Figure collection entries:

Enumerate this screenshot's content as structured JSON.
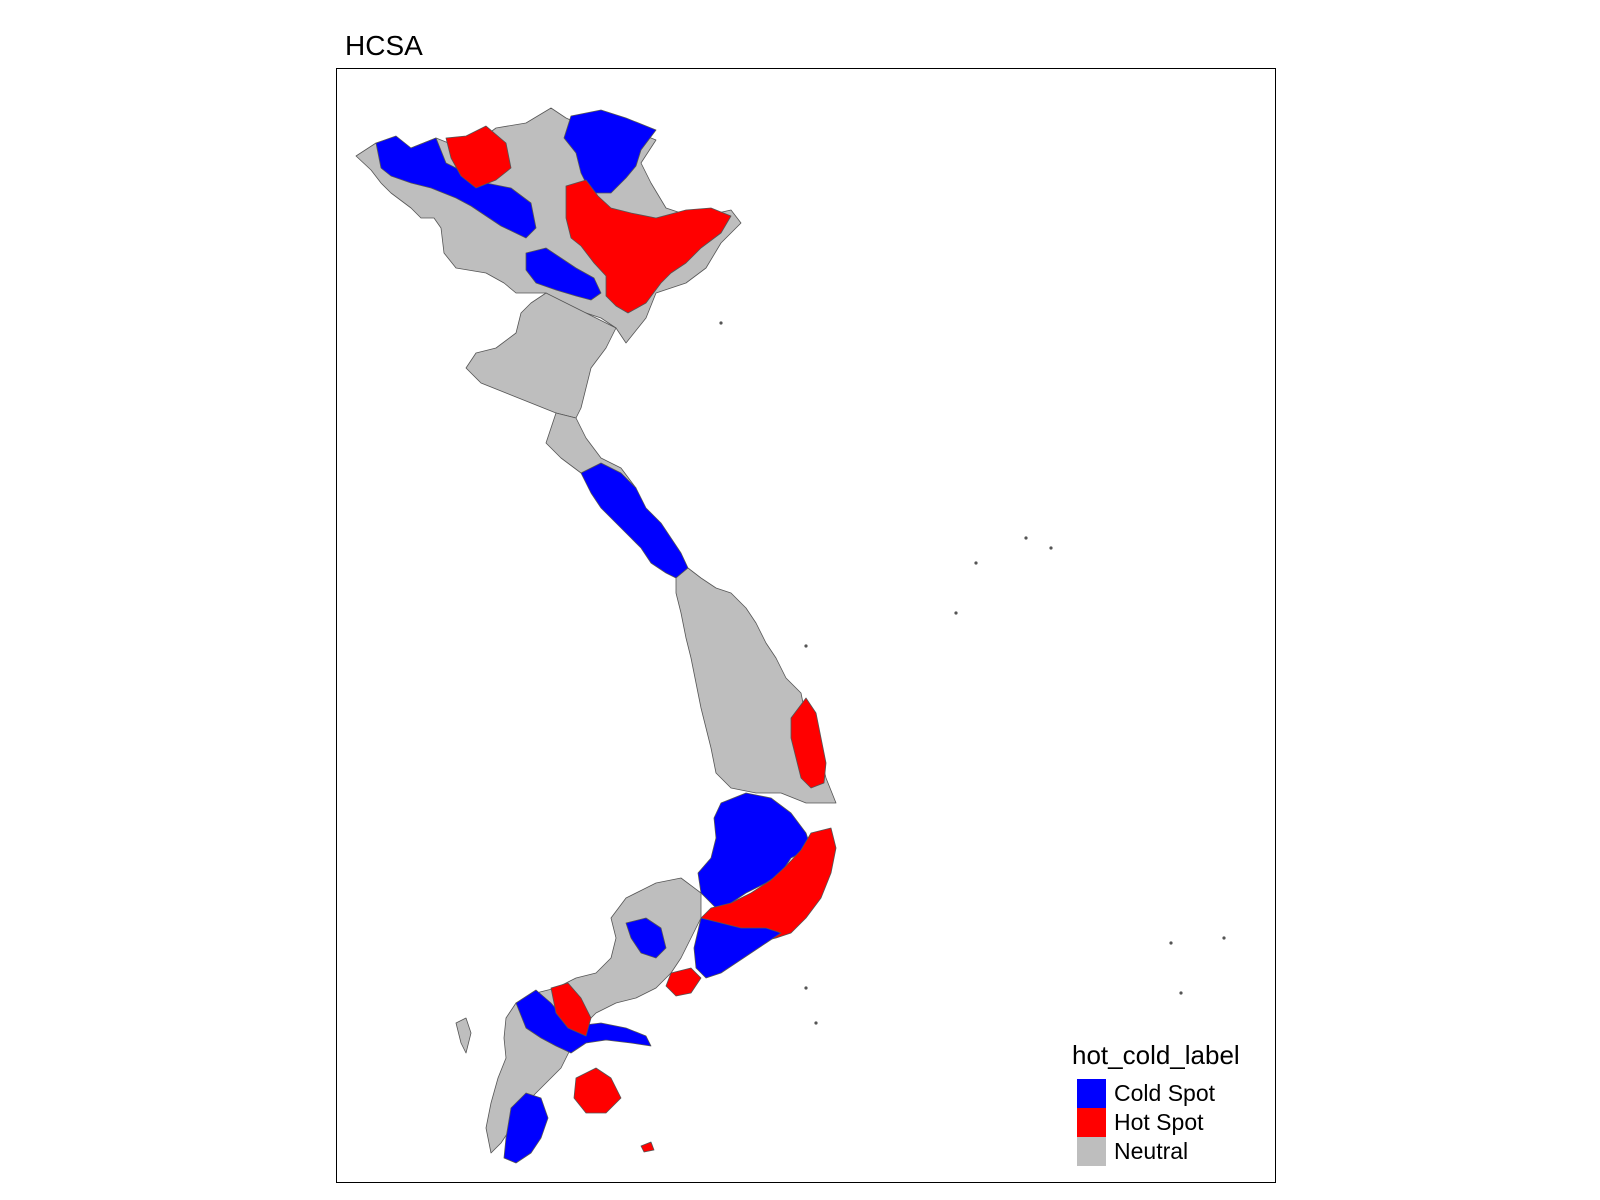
{
  "title": "HCSA",
  "legend": {
    "title": "hot_cold_label",
    "items": [
      {
        "label": "Cold Spot",
        "color": "#0000ff"
      },
      {
        "label": "Hot Spot",
        "color": "#ff0000"
      },
      {
        "label": "Neutral",
        "color": "#bebebe"
      }
    ]
  },
  "colors": {
    "cold": "#0000ff",
    "hot": "#ff0000",
    "neutral": "#bebebe",
    "border": "#555555"
  },
  "regions_summary": {
    "category_order": [
      "cold",
      "hot",
      "neutral"
    ]
  }
}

WORK TO BE COMPLETED: Leave the pictures out and write out every entry exactly as given.

COMPLETE OUTPUT:
Enumerate this screenshot's content as structured JSON.
{
  "title": "HCSA",
  "legend": {
    "title": "hot_cold_label",
    "items": [
      {
        "label": "Cold Spot",
        "color": "#0000ff"
      },
      {
        "label": "Hot Spot",
        "color": "#ff0000"
      },
      {
        "label": "Neutral",
        "color": "#bebebe"
      }
    ]
  },
  "colors": {
    "cold": "#0000ff",
    "hot": "#ff0000",
    "neutral": "#bebebe",
    "border": "#555555"
  },
  "regions_summary": {
    "category_order": [
      "cold",
      "hot",
      "neutral"
    ]
  }
}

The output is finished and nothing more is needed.